**Given instruction**
Search the data for the string "Paste" and gather each line it is in.

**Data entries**
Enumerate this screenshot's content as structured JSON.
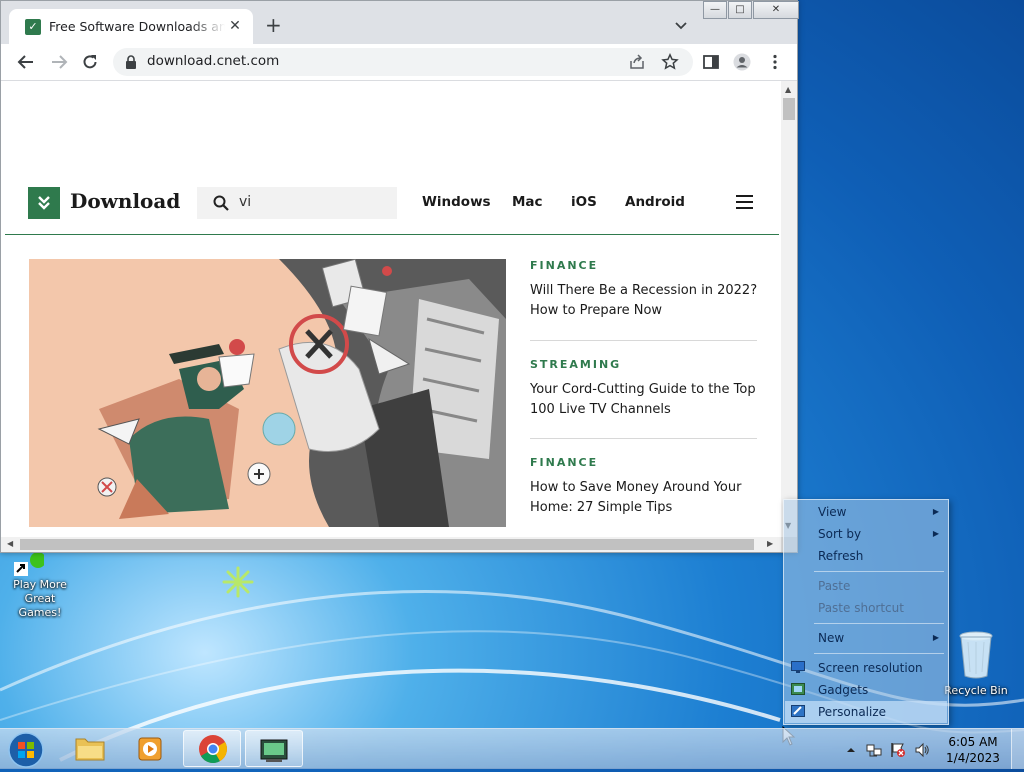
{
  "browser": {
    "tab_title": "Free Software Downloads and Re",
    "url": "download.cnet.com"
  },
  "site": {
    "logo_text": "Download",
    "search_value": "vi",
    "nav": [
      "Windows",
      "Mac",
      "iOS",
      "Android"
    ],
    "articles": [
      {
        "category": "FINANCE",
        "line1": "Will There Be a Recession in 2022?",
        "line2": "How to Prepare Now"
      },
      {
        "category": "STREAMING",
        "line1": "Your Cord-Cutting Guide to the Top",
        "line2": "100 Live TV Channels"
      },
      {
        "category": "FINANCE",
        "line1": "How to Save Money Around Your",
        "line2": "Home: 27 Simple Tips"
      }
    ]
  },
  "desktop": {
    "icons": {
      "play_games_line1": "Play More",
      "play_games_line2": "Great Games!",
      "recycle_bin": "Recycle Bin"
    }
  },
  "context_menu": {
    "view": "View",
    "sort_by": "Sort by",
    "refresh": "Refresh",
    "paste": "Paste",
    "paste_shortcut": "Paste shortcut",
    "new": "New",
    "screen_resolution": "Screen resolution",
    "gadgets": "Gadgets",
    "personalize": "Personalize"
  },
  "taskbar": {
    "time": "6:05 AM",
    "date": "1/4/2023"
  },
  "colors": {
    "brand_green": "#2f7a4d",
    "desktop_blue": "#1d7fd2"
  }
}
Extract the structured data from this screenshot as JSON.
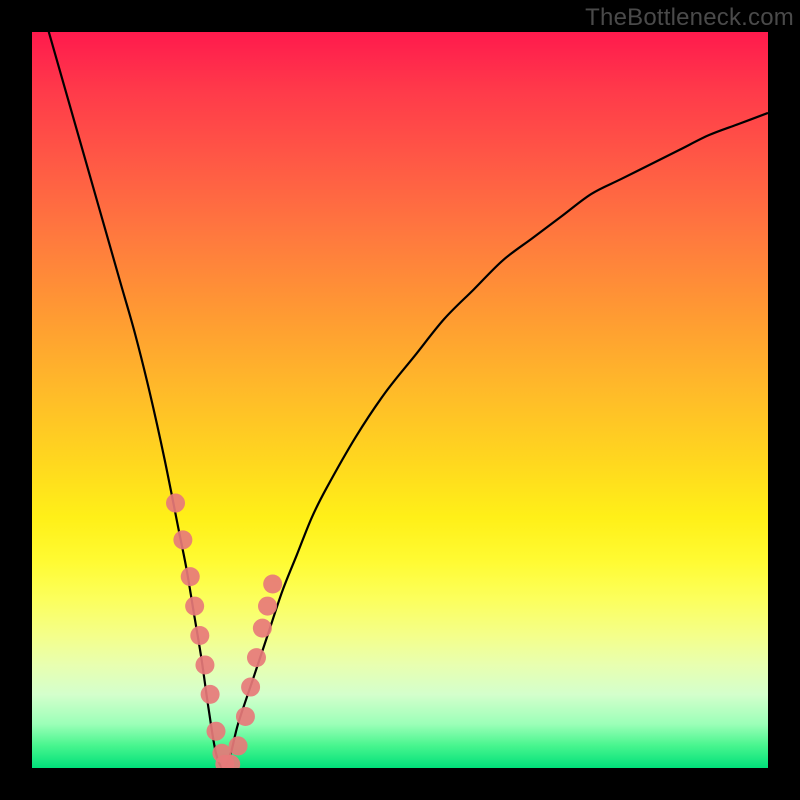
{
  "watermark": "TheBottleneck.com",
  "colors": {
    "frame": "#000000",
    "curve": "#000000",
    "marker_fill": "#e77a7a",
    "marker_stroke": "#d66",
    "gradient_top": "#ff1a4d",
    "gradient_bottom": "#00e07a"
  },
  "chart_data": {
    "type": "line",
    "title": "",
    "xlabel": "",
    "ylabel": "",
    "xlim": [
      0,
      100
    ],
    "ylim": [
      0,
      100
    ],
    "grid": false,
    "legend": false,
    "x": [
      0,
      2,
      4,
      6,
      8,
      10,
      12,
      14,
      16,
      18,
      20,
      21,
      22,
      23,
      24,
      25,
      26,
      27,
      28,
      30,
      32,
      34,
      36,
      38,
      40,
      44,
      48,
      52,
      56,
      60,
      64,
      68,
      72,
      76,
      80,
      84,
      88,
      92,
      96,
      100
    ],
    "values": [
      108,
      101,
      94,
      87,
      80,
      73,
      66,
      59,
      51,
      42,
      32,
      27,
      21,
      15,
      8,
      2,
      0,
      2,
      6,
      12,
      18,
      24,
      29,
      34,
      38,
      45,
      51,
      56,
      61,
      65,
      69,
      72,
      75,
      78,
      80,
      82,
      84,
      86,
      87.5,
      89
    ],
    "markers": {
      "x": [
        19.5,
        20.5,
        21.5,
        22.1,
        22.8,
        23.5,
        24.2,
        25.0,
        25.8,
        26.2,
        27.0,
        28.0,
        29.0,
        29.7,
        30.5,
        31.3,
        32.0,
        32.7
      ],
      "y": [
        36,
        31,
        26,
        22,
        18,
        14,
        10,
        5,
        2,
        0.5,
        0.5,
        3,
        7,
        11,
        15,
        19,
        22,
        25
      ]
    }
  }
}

==

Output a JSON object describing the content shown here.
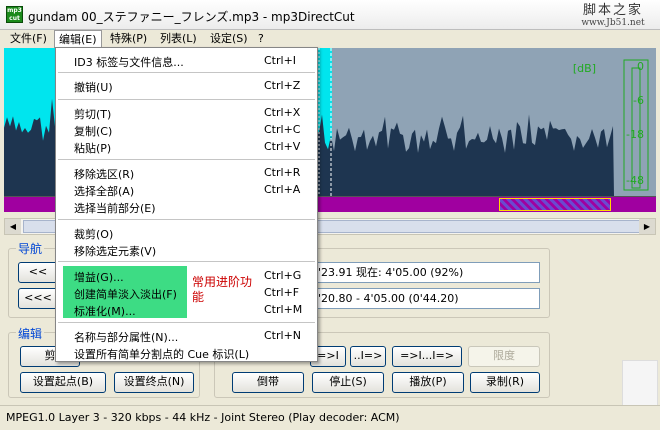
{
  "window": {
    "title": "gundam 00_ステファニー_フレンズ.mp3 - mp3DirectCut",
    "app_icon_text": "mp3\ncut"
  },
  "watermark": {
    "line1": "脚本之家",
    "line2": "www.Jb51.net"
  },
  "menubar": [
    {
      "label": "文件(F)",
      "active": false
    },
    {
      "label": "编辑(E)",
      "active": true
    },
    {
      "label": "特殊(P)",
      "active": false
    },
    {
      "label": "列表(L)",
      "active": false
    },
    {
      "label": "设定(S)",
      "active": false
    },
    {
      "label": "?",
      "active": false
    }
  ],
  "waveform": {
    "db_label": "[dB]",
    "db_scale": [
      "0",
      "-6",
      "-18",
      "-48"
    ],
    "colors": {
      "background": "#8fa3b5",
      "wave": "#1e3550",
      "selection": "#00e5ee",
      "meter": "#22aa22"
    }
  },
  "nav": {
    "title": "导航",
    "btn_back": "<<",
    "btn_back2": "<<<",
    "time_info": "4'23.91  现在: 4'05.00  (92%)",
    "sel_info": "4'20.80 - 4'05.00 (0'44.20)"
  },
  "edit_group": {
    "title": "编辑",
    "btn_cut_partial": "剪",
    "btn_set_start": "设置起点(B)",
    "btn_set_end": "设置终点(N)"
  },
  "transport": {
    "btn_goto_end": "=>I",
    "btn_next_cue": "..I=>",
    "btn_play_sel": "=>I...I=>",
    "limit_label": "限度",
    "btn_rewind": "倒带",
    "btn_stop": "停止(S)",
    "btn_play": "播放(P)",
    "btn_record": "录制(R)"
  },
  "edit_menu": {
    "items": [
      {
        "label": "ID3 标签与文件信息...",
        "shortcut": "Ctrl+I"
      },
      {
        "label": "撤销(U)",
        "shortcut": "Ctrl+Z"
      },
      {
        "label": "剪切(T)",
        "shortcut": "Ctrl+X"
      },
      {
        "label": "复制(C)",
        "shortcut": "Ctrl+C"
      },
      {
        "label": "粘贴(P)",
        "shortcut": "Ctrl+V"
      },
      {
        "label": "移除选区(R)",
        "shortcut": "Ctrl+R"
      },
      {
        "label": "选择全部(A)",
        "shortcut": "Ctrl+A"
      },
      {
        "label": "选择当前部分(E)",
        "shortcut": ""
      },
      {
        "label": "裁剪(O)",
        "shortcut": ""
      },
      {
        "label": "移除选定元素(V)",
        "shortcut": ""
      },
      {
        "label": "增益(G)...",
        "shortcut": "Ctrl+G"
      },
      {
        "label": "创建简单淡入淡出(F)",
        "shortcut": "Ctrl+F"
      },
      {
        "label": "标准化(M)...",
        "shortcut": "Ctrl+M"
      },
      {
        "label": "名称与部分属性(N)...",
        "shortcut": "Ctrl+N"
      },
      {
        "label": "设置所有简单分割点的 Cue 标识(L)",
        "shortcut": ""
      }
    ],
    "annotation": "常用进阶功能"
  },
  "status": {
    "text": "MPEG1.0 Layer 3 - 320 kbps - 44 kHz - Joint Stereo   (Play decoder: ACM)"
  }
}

**Answer for this exercise**
    "paste": "Paste",
    "paste_shortcut": "Paste shortcut",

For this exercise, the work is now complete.